Can you carry on the December 8, 1888 diary entry about the evening visit to W. from its last sentence?

• [Page]
** begin **
Saturday, December 8, 1888.

7.45 P. M. Harned had been in. Was going. I met him in the parlor. Much impressed with improvement in W.'s condition, which persists. Ed said: "He has been tip top to-day": and further: "It is cold here: I was so busy with him fixing up things I left the fire go out." They had actually got to work on the room. Ed described W. as watching him like a hawk as he picked up and arranged papers—leaning forward on the chair, pointing with his cane, &c. Dr. Walsh in to-day: had come (Ed says) by letters from Osler—is to meet Osler at W.'s to-morrow. Walsh confident W. would be better if he could be got to go out—go in a wheeling chair, &c. I afterwards put this to W., he seeming however to be averse.

Upstairs found W. on his bed. Light lowered: room very hot and close—not offensively so. Remarkable how sweet W. keeps his person: even his breath not bad. Ed remarks this. Considers it extraordinary. Reached out his hand. Very cordial. Had me turn up the light at once. His usual question: "How has it gone with you?" I answered by a word—then turned inquiringly to him. He said: "Well—well: still sustained—still sustained." Was entirely freed of the bladder trouble—the pain of it. He spoke of Walsh. "I seem to have met him before—been introduced to him—yet could not make it clear when or where." He felt weak: supposed he "always would be weak": yet suffered no discomforts. Eats now, sleep— "have my very bad hours, of course"—but on the whole is "out of danger." Had "sent letter off to Bucke" to-night, "with more cheery news" Asked: "How is the weather out of doors?" Then: "Is the moon up? Can you see the moon?" Again: "After all, I suppose good and bad weather comes back to the question, how do we ourselves feel? If we are well all is well, and vice versa: I think it was Emerson who, in one of his earlier essays, told the story: a man wanders over the moor: the night is dark: the way muddy, bad: but he is alive in every pore: oh so glad he is alive he dares not tell it even to himself because it may not prove real—may be an illusion." Had he realized such an experience? "I suppose I have: at any rate it seemed to me to have a profound meaning: I felt that it was true—true even beyond Emerson's utterance of it, which was great indeed."
** end **
• [Records shown]
** begin **
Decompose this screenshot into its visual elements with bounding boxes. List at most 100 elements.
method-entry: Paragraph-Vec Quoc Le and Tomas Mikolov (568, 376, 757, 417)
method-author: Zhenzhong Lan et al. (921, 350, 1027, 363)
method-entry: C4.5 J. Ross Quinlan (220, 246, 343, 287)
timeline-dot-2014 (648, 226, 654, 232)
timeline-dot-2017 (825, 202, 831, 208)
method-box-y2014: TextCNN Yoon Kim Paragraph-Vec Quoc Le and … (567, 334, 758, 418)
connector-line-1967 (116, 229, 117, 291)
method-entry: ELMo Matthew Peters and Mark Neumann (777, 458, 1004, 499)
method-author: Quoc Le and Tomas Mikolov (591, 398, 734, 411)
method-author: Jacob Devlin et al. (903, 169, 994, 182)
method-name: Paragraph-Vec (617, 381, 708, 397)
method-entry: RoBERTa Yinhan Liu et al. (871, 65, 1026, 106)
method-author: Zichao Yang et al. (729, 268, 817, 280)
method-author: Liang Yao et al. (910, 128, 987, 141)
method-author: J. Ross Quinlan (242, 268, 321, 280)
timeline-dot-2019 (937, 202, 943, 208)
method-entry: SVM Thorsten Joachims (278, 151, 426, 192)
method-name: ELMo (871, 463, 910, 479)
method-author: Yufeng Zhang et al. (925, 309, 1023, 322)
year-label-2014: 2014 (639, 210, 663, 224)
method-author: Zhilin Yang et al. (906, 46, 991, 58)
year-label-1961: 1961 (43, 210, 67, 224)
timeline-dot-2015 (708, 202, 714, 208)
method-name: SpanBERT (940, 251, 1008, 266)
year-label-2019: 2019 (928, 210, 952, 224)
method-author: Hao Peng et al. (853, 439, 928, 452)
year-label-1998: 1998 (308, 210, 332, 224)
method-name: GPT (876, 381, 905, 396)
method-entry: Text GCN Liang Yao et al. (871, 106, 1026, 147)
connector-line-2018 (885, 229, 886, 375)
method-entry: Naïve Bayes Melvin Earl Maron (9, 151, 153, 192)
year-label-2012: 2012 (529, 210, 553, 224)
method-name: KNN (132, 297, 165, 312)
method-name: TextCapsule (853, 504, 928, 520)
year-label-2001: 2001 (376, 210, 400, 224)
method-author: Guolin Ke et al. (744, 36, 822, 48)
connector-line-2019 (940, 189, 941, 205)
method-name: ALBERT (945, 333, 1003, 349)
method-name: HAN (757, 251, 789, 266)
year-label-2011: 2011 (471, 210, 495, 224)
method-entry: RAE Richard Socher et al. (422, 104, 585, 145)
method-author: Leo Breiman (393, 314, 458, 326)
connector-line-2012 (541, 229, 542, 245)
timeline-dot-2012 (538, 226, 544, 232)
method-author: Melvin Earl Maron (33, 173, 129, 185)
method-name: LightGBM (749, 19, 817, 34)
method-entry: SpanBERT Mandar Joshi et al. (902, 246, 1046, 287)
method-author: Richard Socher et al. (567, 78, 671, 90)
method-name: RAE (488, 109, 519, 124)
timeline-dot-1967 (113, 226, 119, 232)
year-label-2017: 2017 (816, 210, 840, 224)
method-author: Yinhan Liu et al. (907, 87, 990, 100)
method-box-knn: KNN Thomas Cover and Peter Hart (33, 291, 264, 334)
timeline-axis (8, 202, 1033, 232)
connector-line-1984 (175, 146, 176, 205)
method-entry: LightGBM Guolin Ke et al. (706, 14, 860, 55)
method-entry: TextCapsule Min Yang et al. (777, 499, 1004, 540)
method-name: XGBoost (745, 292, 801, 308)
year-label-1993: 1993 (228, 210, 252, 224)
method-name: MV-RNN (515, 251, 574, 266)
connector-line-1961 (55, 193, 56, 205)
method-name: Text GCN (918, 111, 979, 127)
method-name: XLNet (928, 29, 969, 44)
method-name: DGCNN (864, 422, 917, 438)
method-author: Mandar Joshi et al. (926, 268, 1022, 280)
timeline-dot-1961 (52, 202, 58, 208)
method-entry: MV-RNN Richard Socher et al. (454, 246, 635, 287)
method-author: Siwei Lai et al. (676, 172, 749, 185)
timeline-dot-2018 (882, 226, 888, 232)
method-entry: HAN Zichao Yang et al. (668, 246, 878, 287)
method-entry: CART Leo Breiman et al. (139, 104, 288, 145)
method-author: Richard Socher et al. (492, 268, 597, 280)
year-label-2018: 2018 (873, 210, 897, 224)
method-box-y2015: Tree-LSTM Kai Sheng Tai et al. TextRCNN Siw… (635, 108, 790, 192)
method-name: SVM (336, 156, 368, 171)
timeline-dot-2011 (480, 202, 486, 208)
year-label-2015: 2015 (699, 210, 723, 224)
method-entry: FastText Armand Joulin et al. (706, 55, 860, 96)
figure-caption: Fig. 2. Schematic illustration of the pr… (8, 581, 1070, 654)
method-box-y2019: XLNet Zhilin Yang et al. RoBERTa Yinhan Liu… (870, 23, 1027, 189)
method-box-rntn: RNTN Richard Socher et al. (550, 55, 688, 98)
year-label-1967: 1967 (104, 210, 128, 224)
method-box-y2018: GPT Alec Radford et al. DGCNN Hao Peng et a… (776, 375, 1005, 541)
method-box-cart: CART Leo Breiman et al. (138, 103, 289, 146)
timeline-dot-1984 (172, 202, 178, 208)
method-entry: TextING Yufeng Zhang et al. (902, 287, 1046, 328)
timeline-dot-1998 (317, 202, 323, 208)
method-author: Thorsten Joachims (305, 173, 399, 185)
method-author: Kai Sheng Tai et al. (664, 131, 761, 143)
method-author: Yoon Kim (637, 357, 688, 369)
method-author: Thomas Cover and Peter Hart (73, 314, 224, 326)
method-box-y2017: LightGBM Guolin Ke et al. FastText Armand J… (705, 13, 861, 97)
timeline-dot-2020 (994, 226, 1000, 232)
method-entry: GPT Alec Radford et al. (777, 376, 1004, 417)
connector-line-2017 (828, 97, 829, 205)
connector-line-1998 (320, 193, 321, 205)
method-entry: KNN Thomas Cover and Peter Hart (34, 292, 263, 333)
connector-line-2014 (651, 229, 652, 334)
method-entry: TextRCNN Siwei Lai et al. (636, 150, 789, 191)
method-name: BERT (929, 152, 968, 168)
** end **
• [Task result]
I had something to say about depressed mental states. W. exclaimed: "Depression! that is O'Connor! Of all men that I know O'Connor most deserves study: he baffles, eludes: yet you must study him. He is at times the most vivid, brilliant, charming—most full of fun—of all beings: with me, with another, in a roomful of company: then come weeks of depression, hypocondriacism: while they are on they were moods not to be ignored—only to be suffered." "These moods seemed to be a necessary part of O'Connor's life: they had visited him for years and years." Did they interfere with his work? "No, not at all: he would get up in the morning, eat his breakfast, depart, with very few words: go down to the office: often, in after hours, take long, long walks—three or four hours at a stretch: be away from home all day, returning at midnight. That was frequent: Nellie would often be worried—fear for him, fear some harm—I don't know but go out for him." "Did you come in contact with him at such times?" "O yes! I would go down to the house—often go out and look for him. We always got along very well together. His wife at one time was very anxious—was afraid it would develop into an insanity: but she finally grew accustomed to it: years of association showed her that it meant what it did—nothing more." Had W. any theory about it? "I never gave it an explanation—never regarded it as the reaction from anything: simply felt: 'It is in him: therefore it must be.'"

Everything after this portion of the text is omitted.